**PROBLEM:** Go through the entries below and pick out every line with "JSON".

**DATA SHOWN:**
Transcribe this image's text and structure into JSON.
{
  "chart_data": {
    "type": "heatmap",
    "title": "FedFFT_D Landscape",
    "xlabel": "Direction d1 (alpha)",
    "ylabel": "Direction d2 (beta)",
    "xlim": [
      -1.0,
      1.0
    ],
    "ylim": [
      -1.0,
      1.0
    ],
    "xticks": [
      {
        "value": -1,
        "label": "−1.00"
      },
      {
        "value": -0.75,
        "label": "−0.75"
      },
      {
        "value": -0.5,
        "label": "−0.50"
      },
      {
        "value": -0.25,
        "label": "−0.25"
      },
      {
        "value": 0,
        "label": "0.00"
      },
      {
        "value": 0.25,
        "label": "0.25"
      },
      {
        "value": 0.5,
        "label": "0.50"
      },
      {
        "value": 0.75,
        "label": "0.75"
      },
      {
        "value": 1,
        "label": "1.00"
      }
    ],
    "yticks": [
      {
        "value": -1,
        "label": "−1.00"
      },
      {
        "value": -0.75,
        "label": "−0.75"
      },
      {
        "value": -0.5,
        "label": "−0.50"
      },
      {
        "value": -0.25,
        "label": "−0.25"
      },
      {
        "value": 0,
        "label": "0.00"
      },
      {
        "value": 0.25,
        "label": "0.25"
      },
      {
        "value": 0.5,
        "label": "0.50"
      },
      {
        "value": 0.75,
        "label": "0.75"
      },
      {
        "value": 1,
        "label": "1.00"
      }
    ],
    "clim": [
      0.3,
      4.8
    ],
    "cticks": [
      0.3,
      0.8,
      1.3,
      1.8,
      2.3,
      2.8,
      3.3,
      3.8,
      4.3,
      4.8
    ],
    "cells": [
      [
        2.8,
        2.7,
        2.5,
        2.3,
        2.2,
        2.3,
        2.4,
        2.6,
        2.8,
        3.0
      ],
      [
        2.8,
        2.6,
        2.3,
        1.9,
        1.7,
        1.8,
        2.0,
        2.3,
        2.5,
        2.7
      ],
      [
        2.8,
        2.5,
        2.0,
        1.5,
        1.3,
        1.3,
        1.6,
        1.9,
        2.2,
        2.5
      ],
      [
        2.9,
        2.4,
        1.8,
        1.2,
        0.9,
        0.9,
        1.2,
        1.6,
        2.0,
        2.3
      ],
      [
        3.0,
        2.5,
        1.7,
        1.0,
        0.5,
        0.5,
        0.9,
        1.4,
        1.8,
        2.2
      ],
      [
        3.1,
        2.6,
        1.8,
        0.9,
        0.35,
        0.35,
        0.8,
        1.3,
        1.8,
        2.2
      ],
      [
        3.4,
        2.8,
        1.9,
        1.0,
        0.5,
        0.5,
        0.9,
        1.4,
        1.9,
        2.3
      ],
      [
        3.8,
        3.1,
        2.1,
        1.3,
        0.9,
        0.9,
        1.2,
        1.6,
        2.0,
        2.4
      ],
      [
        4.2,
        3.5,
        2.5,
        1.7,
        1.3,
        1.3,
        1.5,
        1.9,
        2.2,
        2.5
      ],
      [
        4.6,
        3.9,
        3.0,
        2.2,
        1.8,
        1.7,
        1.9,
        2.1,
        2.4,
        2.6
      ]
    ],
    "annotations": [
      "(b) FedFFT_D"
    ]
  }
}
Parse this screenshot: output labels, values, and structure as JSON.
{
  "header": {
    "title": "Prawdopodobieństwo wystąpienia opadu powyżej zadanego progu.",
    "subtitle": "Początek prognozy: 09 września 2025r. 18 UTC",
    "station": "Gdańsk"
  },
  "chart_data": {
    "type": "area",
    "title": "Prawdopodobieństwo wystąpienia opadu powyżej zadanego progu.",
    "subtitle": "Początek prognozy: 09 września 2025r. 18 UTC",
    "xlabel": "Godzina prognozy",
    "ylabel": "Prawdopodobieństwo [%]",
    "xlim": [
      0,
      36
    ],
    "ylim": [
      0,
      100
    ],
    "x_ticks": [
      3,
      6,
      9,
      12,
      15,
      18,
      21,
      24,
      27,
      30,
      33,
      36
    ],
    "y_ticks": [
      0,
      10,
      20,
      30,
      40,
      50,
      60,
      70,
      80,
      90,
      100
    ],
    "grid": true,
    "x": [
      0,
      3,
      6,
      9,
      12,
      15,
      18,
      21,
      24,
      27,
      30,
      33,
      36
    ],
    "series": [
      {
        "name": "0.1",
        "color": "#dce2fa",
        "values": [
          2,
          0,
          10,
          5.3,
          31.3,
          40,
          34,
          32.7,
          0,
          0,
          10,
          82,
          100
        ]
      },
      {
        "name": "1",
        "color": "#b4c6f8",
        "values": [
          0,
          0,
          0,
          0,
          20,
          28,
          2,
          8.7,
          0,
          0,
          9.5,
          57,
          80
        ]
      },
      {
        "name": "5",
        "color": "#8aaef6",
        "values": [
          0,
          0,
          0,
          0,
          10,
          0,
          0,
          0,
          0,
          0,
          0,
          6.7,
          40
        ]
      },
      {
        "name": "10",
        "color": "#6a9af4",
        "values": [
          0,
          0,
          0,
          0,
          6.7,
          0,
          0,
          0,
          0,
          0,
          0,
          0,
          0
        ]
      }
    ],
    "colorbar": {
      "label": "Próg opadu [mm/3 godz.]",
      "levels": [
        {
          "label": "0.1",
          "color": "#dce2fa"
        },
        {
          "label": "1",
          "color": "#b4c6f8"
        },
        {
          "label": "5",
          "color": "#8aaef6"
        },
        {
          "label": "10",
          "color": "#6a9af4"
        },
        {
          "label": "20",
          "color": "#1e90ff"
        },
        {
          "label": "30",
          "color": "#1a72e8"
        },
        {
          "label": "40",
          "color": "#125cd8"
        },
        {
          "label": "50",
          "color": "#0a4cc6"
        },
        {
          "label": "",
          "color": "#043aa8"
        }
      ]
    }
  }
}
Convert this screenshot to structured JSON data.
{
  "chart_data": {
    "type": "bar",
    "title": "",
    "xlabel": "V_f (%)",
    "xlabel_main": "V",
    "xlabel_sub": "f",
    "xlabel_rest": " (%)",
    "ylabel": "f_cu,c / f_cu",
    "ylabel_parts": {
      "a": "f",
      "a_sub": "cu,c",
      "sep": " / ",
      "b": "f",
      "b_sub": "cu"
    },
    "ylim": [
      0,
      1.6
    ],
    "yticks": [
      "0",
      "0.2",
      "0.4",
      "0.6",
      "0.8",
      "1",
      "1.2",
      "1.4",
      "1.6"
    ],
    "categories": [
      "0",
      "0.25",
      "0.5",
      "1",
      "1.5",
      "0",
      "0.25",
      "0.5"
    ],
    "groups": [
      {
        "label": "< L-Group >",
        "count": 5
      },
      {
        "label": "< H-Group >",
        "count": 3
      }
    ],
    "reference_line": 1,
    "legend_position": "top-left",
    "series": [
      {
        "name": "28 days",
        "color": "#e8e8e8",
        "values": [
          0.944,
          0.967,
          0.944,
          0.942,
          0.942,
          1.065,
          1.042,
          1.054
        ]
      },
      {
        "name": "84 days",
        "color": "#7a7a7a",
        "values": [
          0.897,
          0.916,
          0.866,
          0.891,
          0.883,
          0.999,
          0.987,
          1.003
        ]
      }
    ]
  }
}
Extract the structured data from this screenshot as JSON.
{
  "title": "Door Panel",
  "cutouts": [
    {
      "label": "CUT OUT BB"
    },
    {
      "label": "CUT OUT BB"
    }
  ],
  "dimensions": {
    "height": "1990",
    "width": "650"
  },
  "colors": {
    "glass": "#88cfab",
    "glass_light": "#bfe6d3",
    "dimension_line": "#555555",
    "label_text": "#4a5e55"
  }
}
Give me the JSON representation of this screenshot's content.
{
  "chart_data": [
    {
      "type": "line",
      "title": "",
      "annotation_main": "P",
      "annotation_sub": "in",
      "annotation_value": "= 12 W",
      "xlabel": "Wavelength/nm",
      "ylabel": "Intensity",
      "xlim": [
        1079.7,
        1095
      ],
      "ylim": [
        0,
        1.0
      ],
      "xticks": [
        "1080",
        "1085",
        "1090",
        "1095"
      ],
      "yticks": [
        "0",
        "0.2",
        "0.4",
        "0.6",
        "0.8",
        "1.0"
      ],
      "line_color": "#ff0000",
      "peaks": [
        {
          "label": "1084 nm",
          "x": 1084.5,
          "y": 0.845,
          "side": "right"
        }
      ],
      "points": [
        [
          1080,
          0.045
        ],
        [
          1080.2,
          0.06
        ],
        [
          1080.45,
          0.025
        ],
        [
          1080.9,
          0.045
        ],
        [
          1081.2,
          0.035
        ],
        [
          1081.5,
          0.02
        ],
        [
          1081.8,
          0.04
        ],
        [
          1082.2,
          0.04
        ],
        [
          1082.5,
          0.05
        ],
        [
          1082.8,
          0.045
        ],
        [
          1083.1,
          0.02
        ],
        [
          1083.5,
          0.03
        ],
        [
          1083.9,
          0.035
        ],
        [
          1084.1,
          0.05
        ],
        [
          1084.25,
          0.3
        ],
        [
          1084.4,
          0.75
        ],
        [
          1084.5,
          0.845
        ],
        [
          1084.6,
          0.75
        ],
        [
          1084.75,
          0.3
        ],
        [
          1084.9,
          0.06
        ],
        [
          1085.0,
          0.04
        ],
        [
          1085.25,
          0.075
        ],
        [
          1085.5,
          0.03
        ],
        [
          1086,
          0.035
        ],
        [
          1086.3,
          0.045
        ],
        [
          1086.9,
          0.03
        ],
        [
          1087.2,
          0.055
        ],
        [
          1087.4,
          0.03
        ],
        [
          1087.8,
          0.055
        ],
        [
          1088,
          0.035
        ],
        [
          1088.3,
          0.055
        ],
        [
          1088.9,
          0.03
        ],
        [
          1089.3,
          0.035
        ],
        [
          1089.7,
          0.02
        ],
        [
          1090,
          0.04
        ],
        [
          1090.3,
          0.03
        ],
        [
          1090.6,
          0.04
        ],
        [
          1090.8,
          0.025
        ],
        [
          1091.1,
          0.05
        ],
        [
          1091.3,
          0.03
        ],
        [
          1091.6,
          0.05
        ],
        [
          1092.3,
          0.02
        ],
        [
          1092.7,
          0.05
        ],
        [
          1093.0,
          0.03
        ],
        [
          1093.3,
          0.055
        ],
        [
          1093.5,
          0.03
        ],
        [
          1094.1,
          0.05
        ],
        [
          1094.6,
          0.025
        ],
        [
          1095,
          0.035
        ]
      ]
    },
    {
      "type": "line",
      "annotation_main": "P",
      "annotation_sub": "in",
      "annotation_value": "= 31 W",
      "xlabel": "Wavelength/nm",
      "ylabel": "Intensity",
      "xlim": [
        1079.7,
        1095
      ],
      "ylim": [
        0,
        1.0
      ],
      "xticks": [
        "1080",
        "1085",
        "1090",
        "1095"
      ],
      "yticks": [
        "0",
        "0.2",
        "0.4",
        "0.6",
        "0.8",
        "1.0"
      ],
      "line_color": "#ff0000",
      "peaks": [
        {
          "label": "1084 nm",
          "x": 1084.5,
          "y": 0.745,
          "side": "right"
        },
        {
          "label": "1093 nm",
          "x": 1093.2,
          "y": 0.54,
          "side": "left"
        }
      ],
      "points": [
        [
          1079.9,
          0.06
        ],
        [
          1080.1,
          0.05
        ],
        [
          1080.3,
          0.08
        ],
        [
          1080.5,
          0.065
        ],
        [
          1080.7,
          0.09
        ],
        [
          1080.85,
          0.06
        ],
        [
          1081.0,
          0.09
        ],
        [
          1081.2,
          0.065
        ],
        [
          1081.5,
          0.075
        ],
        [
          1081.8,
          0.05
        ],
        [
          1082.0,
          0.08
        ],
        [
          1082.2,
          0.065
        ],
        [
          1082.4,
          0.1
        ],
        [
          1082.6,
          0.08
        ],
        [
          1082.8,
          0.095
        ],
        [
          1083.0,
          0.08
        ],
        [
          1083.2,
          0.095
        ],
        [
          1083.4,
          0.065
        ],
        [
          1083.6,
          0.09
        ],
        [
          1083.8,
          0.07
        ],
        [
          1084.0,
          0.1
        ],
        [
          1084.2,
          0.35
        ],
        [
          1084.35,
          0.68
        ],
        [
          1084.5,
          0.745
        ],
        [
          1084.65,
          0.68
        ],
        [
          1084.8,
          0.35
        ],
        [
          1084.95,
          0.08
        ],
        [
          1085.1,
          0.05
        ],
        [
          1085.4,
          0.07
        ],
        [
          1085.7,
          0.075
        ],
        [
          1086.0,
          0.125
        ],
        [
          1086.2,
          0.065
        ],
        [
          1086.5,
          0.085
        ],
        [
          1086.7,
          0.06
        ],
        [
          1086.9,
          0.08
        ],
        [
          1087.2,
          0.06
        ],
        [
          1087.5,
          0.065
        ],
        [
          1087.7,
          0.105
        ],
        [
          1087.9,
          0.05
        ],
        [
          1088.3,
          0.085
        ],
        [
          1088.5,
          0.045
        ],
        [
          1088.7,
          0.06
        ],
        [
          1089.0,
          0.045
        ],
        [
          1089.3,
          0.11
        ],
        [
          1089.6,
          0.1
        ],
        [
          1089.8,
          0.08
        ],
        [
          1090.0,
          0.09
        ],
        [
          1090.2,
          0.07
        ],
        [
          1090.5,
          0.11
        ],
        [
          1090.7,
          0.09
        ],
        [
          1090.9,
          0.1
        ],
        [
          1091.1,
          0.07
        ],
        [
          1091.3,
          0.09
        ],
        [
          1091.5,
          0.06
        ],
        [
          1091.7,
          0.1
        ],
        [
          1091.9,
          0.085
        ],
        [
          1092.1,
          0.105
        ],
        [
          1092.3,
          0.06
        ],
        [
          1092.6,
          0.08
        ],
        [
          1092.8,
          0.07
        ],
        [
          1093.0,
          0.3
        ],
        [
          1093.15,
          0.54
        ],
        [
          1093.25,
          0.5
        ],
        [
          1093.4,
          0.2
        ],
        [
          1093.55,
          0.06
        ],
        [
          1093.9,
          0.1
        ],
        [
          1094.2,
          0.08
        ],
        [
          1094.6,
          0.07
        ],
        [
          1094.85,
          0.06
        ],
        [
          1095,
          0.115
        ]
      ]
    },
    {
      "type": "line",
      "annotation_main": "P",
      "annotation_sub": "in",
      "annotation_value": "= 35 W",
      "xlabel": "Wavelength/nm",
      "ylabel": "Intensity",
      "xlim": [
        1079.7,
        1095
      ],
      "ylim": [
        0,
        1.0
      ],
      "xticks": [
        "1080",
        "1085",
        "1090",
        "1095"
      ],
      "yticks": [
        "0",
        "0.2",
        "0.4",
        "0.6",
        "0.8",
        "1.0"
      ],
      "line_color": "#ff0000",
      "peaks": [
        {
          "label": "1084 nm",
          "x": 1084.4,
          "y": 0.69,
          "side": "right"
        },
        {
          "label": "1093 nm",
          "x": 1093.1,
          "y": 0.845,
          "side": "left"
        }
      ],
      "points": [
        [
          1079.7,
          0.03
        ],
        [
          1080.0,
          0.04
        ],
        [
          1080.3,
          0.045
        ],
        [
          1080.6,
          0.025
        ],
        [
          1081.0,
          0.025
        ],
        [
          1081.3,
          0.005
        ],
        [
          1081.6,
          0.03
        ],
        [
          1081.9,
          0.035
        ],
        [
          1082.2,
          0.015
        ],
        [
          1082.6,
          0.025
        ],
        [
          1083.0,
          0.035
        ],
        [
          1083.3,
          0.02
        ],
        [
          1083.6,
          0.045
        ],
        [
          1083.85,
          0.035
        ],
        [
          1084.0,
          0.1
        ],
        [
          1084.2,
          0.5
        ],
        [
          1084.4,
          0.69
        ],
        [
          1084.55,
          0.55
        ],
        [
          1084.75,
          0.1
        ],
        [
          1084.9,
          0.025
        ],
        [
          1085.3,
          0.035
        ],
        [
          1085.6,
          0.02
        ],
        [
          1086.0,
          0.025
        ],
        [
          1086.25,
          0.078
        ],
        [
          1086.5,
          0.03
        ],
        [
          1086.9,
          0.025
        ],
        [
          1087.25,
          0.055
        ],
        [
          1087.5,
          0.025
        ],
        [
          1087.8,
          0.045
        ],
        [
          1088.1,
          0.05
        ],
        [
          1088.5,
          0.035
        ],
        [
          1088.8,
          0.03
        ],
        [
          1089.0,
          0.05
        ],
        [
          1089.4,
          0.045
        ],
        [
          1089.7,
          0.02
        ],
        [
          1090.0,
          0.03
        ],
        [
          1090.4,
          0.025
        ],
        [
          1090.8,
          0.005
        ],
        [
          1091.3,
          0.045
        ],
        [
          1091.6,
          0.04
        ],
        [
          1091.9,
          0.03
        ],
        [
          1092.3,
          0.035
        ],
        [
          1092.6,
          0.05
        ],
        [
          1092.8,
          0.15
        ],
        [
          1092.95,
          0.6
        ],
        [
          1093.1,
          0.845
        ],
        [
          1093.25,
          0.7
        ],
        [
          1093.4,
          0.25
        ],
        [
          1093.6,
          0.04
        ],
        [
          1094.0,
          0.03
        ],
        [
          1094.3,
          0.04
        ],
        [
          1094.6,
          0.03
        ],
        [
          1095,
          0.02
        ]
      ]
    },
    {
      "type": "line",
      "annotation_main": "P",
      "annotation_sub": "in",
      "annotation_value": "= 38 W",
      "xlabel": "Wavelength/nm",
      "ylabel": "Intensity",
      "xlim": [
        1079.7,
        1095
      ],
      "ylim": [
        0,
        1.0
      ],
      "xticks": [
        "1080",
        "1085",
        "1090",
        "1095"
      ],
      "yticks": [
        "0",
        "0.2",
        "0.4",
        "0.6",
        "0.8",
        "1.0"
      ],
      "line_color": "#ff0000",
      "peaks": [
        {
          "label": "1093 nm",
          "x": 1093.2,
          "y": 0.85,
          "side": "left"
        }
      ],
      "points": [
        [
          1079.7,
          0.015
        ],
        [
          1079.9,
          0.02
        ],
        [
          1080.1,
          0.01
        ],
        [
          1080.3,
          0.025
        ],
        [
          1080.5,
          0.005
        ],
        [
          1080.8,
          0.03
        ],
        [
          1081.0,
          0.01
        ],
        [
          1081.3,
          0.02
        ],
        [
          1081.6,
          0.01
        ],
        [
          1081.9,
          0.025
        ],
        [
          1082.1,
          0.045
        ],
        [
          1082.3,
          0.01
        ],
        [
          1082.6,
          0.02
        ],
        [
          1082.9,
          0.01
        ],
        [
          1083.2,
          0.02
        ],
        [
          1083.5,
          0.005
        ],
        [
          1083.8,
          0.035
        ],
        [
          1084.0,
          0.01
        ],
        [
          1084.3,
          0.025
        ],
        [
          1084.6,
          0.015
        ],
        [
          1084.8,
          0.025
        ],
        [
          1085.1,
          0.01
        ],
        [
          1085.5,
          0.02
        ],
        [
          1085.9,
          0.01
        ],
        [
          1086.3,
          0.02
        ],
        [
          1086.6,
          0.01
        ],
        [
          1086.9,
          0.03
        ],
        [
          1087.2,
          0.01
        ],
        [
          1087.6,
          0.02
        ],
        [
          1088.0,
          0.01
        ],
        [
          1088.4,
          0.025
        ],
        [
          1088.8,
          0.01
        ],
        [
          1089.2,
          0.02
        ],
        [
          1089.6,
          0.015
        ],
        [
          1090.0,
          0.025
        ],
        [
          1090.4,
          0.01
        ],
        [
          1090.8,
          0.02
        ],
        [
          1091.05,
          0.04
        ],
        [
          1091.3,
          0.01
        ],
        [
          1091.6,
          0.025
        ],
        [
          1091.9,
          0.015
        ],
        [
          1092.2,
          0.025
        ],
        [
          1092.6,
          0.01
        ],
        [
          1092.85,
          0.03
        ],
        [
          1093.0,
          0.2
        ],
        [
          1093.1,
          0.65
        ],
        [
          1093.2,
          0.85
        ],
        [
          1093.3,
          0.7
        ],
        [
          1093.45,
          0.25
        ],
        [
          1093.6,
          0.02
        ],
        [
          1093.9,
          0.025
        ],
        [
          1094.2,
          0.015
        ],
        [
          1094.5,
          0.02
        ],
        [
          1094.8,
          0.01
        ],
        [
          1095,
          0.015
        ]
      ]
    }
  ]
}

**SOLUTION TO THIS EXERCISE:**
Transcribe this image's text and structure into JSON.
Parse this screenshot: output labels, values, and structure as JSON.
Convert this screenshot to structured JSON data.
Extract the structured data from this screenshot as JSON.
Give me the JSON representation of this screenshot's content.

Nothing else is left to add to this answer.